À faire:
- 1) Dans le texte sur le groupe Mandarine, dans quelle ville Martin et Julien se sont-ils rencontrés ?
- 2) Rédigez la suite du texte sur le groupe Mandarine, en reprenant juste après sa dernière phrase.

Extrait du texte:

++++++++++++++++++++

Mandarine – Mandarine


À l’origine du groupe, on retrouve Martin Palmero et Julien alias Dr chill

Martin et Julien se sont rencontrés à Toulouse alors qu’ils préparaient un BTS audiovisuel. Julien composait déjà tandis que Martin rappait de son côté, ils développent alors des affinités et se mettent à travailler ensemble.

Une fois leur BTS terminé, les deux amis eurent l’idée de monter un groupe et entreprennent alors le projet « MANDARINE » en 2018 en produisant leur premières compositions, dont leur tout premier morceau intitulé “LOVVE”.

Julien rencontre alors un guitariste, Arnaud, avec qui le groupe se produit pour la première fois sur scène en formation trio, puis Simon, saxophoniste, qui vient ajouter sa touche au projet alors qu’il partageait une licence de musicologie avec Martin et Julien. Ils réalisent rapidement qu’ils partagent une énergie similaire, qu’ils décident de nommer « Flexus ».

++++++++++++++++++++

Données enregistrées:
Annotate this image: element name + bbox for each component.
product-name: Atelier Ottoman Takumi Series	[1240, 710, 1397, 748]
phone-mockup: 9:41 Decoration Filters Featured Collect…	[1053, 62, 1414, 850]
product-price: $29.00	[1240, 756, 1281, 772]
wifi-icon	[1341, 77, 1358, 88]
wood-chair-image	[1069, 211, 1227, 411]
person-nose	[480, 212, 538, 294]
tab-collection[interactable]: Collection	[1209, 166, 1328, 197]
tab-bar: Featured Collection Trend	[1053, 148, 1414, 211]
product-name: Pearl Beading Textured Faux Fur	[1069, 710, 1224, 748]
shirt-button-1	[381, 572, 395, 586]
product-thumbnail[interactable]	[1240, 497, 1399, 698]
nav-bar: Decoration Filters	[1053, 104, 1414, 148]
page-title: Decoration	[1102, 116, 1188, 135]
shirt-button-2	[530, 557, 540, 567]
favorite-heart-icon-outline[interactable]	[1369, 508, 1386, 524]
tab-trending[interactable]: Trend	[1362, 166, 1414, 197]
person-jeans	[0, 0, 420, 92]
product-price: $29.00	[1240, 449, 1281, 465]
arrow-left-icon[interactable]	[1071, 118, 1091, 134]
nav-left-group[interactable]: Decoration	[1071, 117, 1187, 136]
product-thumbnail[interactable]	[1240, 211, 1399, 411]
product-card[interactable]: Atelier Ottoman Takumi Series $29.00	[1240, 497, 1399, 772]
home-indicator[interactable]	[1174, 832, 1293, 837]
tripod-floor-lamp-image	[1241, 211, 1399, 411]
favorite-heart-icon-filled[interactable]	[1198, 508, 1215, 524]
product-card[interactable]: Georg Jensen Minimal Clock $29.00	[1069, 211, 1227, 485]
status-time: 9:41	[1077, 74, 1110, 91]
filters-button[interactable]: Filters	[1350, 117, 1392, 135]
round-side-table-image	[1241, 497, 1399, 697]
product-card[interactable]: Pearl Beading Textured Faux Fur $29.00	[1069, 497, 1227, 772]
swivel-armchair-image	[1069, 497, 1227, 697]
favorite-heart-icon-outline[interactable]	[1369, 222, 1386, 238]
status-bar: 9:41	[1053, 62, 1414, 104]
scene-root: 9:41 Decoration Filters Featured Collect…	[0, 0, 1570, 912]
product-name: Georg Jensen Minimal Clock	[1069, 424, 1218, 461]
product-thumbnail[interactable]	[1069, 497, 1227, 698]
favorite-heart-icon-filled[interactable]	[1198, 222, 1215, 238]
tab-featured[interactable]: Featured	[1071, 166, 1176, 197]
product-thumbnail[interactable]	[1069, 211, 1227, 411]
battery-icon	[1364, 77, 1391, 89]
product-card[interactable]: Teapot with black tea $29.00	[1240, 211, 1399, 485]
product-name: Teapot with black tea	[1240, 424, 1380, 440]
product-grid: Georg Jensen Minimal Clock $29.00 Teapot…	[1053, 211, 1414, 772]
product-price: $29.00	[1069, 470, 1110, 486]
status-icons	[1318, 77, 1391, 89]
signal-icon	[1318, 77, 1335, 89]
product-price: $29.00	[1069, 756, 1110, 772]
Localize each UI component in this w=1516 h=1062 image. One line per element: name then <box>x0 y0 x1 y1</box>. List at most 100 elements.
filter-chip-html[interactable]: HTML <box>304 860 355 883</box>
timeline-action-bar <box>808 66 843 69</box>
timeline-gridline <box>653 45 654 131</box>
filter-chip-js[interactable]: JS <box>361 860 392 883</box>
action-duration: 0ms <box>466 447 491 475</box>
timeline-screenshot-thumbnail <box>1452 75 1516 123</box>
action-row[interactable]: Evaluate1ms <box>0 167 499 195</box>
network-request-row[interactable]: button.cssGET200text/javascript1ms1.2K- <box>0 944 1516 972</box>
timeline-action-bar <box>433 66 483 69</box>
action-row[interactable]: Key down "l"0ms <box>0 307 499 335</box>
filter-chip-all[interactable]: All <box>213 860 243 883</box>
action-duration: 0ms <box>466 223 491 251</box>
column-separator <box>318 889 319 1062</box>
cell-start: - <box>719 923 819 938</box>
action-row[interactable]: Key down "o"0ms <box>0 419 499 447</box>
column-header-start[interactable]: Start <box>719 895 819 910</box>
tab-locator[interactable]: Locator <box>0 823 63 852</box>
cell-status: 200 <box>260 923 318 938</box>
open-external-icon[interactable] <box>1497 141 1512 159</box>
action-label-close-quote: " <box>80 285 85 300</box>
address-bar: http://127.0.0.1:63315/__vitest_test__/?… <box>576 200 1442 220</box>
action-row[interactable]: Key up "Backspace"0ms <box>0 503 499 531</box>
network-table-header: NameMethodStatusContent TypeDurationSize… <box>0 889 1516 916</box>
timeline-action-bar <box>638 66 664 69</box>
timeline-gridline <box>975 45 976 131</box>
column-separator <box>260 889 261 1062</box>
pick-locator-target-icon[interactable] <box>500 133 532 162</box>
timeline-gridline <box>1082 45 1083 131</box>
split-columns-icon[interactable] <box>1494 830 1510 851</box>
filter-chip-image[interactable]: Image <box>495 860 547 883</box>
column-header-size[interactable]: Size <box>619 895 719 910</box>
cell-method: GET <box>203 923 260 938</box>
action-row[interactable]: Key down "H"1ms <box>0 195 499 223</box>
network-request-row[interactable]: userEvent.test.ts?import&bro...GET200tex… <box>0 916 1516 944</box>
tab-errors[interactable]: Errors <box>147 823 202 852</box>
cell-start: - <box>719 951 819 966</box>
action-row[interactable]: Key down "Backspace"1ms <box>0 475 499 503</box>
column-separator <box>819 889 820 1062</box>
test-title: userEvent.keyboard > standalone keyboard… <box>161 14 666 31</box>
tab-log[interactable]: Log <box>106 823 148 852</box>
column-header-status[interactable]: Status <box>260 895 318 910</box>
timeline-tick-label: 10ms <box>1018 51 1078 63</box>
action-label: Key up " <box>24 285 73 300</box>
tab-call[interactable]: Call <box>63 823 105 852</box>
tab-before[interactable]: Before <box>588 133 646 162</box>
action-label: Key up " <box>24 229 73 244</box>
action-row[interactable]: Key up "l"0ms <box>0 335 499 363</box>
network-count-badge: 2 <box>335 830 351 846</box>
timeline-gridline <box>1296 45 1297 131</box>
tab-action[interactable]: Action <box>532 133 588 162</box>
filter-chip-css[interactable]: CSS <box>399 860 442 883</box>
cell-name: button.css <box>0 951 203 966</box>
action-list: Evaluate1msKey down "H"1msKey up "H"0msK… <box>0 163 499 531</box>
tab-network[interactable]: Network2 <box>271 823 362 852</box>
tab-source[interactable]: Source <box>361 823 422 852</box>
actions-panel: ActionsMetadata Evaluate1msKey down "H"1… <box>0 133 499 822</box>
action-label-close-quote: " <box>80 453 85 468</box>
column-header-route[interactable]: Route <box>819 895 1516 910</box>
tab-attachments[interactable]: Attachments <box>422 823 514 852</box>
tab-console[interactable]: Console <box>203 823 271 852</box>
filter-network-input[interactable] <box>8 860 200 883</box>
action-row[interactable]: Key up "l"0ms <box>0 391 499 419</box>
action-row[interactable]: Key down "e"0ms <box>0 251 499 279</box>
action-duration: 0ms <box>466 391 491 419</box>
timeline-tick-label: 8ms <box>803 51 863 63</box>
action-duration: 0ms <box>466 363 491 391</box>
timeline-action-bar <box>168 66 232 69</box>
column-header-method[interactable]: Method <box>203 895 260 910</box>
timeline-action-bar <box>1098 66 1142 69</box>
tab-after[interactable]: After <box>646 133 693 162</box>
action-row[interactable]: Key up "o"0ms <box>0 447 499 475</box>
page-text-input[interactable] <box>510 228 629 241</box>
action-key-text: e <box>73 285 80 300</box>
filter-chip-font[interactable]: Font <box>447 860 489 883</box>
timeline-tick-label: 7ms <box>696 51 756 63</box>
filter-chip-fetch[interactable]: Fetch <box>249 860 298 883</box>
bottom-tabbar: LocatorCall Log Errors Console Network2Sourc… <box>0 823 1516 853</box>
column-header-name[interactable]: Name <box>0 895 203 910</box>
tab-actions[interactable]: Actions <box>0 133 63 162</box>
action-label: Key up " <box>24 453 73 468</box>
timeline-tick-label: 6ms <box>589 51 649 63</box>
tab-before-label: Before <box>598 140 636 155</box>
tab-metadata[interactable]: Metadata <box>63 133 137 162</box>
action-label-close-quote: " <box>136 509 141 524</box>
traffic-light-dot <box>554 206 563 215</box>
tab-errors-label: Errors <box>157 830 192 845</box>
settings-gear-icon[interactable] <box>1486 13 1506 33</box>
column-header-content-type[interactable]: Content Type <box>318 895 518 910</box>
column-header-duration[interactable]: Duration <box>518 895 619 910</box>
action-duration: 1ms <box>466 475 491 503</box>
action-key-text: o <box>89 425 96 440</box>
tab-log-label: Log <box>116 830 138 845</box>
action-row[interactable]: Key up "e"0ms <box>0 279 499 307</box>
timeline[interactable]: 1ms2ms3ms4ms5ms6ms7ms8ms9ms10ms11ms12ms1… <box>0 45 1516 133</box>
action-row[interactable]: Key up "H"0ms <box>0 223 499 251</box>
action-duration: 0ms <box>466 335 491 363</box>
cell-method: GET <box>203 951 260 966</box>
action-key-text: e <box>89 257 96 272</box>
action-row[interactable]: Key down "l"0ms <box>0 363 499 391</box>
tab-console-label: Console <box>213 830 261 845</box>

++++++++++++++++++++

Tâches résolues:
- 1) À Toulouse.

- 2)
Les 4 musiciens rencontrent dès lors un franc succès, en travaillant leurs personnages de « danseurs showman » et leurs chorégraphies en live, puis en mettant en place des “Mandarine Party”, dans lesquelles une nouvelle génération de rappeurs toulousains se retrouve sous les feux des projecteurs.


Mandarine, l’interview

Une interview préparée et réalisée par Arthur Hybertie, Mathias Marguier, Louis Papon, Paul Rowan, Mateo Perfetti & Nolan Troupé

L’album

M A N D A R I N E Mandarine, 2020

Dans l’album Mandarine paru sur les plateformes de streaming le 20 novembre 2020, on retrouve un univers dans lequel chaque musicien joue un rôle essentiel. Il est clair que même si l’album s’inscrit dans un courant hip-hop/rap, l’instrumental et le chanteur se partagent équitablement la lumière en laissant apparaître la “patte” de chacun, avec des influences électro et même jazz (que l’on peut notamment identifier dans les chorus présents dans la majorité des morceaux).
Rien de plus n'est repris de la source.